● **EXERCISE REQUIREMENTS**:
Reproduce character for character the lines of the items between the line holding "area-fill (64, 121, 731, 503)" and the line holding "series-line (62, 119, 733, 358)", inclusive.

● **Region and label listings**:
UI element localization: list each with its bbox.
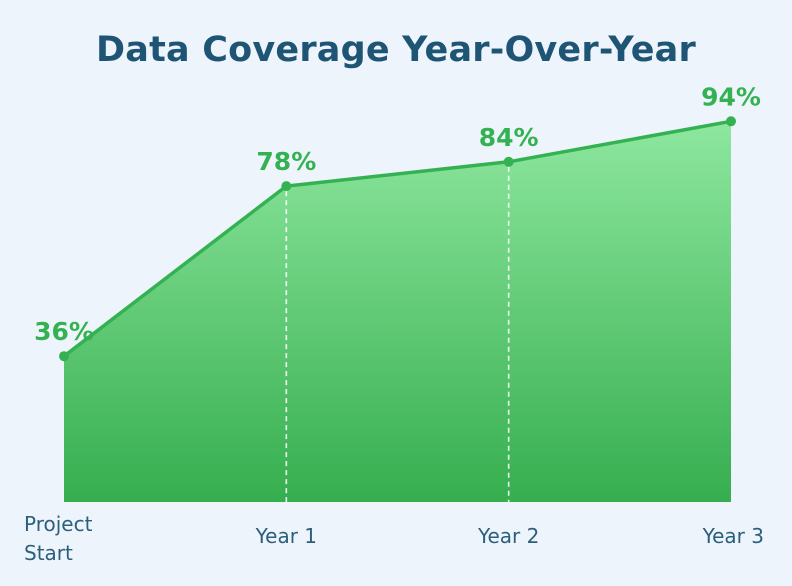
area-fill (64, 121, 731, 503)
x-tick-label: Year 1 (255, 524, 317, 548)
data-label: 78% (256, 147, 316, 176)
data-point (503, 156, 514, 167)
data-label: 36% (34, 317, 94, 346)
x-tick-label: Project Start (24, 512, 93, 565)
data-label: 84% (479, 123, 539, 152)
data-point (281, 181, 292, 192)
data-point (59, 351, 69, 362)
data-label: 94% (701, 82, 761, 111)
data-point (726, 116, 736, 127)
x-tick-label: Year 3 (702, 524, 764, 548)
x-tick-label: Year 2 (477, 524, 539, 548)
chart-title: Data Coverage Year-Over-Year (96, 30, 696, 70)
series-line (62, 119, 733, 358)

...

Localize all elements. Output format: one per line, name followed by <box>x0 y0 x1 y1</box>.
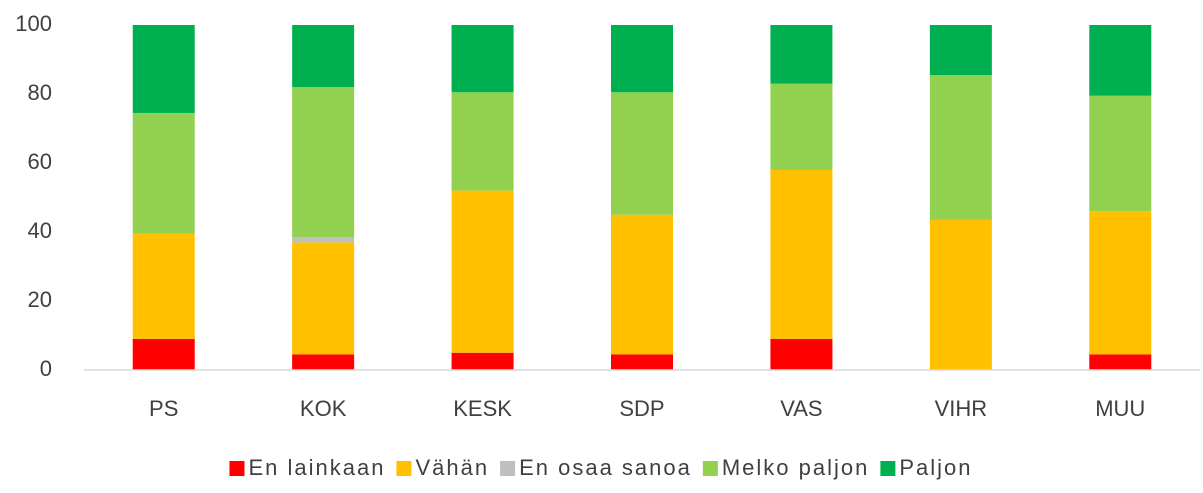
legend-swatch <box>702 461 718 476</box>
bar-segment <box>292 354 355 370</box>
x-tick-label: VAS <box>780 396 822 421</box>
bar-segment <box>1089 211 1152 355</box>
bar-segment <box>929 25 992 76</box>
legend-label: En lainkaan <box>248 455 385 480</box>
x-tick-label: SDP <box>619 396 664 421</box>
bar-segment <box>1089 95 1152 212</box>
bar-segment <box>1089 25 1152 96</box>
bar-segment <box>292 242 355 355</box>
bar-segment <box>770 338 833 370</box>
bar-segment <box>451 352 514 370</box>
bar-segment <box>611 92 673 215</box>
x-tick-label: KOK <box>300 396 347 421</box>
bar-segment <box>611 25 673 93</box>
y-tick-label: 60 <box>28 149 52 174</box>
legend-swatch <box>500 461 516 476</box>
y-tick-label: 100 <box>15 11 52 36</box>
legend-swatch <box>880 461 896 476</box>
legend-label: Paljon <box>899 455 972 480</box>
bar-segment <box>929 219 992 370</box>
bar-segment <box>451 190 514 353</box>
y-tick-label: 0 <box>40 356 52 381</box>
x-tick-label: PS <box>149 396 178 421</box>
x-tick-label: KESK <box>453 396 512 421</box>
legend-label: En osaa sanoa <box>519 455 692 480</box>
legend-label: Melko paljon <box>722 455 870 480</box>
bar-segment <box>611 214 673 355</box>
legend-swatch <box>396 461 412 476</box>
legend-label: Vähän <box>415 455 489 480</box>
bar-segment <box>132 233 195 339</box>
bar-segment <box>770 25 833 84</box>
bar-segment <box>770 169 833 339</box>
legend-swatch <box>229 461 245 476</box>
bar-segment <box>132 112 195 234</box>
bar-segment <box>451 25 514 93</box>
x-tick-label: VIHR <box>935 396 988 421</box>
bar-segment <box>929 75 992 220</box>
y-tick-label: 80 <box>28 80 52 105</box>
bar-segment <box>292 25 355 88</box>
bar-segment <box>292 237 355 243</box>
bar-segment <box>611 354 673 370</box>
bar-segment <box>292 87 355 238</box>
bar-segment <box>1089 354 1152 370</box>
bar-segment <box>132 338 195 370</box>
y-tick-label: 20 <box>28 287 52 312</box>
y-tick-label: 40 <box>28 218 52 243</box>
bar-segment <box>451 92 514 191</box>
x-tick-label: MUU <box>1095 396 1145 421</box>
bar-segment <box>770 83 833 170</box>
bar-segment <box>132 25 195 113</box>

==

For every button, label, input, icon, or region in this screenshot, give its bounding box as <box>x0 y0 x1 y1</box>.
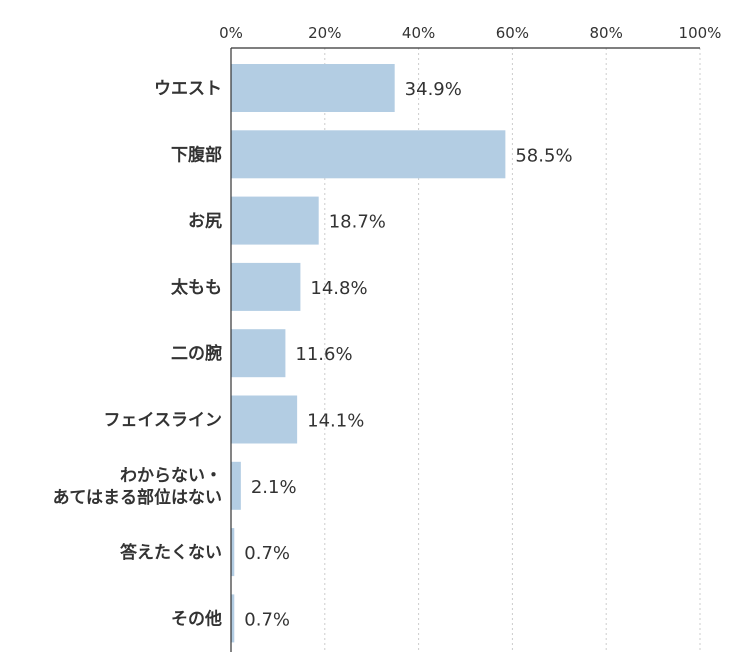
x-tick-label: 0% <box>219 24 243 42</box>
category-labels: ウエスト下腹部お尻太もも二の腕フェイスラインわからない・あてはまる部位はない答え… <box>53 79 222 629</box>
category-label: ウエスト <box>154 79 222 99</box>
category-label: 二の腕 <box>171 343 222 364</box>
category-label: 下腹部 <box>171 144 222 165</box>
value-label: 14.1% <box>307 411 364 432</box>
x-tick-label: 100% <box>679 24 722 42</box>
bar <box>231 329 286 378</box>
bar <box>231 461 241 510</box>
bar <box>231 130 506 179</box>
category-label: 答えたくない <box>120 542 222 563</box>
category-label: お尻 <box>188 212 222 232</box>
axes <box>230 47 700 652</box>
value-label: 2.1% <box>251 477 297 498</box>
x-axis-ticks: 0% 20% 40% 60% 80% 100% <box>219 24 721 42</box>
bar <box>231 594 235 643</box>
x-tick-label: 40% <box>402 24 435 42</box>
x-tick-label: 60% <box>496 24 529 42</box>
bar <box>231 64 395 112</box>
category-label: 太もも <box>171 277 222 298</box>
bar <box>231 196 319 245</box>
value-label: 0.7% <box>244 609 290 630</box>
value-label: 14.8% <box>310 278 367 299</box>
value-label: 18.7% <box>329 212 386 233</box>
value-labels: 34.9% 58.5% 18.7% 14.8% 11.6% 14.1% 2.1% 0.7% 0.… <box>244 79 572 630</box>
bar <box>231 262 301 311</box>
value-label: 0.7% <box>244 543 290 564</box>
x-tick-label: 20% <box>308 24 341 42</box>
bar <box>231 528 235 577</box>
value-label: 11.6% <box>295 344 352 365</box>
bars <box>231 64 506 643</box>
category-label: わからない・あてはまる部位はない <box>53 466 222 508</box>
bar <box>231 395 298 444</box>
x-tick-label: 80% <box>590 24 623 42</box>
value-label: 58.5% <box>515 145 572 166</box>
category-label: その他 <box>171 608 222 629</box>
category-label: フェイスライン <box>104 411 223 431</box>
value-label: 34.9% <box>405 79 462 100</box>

● **OUTPUT BELOW**:
area-fill (64, 121, 731, 503)
x-tick-label: Year 1 (255, 524, 317, 548)
data-label: 78% (256, 147, 316, 176)
data-point (503, 156, 514, 167)
data-label: 36% (34, 317, 94, 346)
x-tick-label: Project Start (24, 512, 93, 565)
data-label: 84% (479, 123, 539, 152)
data-point (281, 181, 292, 192)
data-point (59, 351, 69, 362)
data-label: 94% (701, 82, 761, 111)
data-point (726, 116, 736, 127)
x-tick-label: Year 3 (702, 524, 764, 548)
x-tick-label: Year 2 (477, 524, 539, 548)
chart-title: Data Coverage Year-Over-Year (96, 30, 696, 70)
series-line (62, 119, 733, 358)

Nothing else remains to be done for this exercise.